Dataset entries on figures:
==================================================
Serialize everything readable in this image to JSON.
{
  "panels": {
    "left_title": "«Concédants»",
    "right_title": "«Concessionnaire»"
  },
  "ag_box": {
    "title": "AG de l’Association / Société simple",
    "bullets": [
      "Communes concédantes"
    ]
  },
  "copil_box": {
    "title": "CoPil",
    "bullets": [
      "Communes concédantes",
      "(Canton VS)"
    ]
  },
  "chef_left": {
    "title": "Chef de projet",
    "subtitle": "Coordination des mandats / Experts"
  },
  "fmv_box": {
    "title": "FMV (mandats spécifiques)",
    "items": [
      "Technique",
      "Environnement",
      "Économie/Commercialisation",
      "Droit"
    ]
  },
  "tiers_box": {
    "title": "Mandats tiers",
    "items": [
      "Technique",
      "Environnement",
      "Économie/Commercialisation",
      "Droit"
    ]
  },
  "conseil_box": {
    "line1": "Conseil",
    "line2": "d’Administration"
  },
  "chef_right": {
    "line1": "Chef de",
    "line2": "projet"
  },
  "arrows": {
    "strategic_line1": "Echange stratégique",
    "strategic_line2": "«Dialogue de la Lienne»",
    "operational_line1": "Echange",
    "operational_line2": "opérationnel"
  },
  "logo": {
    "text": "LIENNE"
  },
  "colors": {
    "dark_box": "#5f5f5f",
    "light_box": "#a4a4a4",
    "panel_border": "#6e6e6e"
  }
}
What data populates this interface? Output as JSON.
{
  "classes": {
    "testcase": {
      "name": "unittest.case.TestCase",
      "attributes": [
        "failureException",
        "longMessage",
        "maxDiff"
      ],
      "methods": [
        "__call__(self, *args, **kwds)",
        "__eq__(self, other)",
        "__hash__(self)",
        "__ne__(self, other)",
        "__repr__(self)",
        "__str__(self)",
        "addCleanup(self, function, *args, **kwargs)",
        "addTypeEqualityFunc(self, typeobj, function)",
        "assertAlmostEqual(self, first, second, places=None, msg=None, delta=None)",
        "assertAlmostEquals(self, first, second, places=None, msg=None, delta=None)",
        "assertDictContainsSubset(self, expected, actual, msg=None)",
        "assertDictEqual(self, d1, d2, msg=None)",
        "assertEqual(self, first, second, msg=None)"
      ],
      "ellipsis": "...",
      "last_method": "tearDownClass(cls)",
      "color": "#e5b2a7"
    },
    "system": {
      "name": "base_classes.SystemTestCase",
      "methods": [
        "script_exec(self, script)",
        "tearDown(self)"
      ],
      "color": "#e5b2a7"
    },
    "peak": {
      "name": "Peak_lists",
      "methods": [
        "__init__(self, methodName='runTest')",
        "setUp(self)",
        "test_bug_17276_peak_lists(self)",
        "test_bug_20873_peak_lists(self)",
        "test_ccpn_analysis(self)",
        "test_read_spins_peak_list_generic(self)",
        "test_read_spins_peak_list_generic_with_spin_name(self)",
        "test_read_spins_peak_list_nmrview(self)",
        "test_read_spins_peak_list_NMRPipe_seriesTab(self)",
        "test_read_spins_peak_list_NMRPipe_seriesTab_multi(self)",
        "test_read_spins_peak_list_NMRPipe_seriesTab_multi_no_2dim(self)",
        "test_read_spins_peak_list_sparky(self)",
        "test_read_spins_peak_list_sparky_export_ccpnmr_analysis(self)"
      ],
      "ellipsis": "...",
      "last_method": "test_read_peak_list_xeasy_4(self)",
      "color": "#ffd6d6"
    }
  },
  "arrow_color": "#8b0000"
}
==================================================
The task
Only the lines from the one that contains "What data populates" to the end of the entries above should be given again, exactly and in full.

The solution
What data populates this interface? Output as JSON.
{
  "classes": {
    "testcase": {
      "name": "unittest.case.TestCase",
      "attributes": [
        "failureException",
        "longMessage",
        "maxDiff"
      ],
      "methods": [
        "__call__(self, *args, **kwds)",
        "__eq__(self, other)",
        "__hash__(self)",
        "__ne__(self, other)",
        "__repr__(self)",
        "__str__(self)",
        "addCleanup(self, function, *args, **kwargs)",
        "addTypeEqualityFunc(self, typeobj, function)",
        "assertAlmostEqual(self, first, second, places=None, msg=None, delta=None)",
        "assertAlmostEquals(self, first, second, places=None, msg=None, delta=None)",
        "assertDictContainsSubset(self, expected, actual, msg=None)",
        "assertDictEqual(self, d1, d2, msg=None)",
        "assertEqual(self, first, second, msg=None)"
      ],
      "ellipsis": "...",
      "last_method": "tearDownClass(cls)",
      "color": "#e5b2a7"
    },
    "system": {
      "name": "base_classes.SystemTestCase",
      "methods": [
        "script_exec(self, script)",
        "tearDown(self)"
      ],
      "color": "#e5b2a7"
    },
    "peak": {
      "name": "Peak_lists",
      "methods": [
        "__init__(self, methodName='runTest')",
        "setUp(self)",
        "test_bug_17276_peak_lists(self)",
        "test_bug_20873_peak_lists(self)",
        "test_ccpn_analysis(self)",
        "test_read_spins_peak_list_generic(self)",
        "test_read_spins_peak_list_generic_with_spin_name(self)",
        "test_read_spins_peak_list_nmrview(self)",
        "test_read_spins_peak_list_NMRPipe_seriesTab(self)",
        "test_read_spins_peak_list_NMRPipe_seriesTab_multi(self)",
        "test_read_spins_peak_list_NMRPipe_seriesTab_multi_no_2dim(self)",
        "test_read_spins_peak_list_sparky(self)",
        "test_read_spins_peak_list_sparky_export_ccpnmr_analysis(self)"
      ],
      "ellipsis": "...",
      "last_method": "test_read_peak_list_xeasy_4(self)",
      "color": "#ffd6d6"
    }
  },
  "arrow_color": "#8b0000"
}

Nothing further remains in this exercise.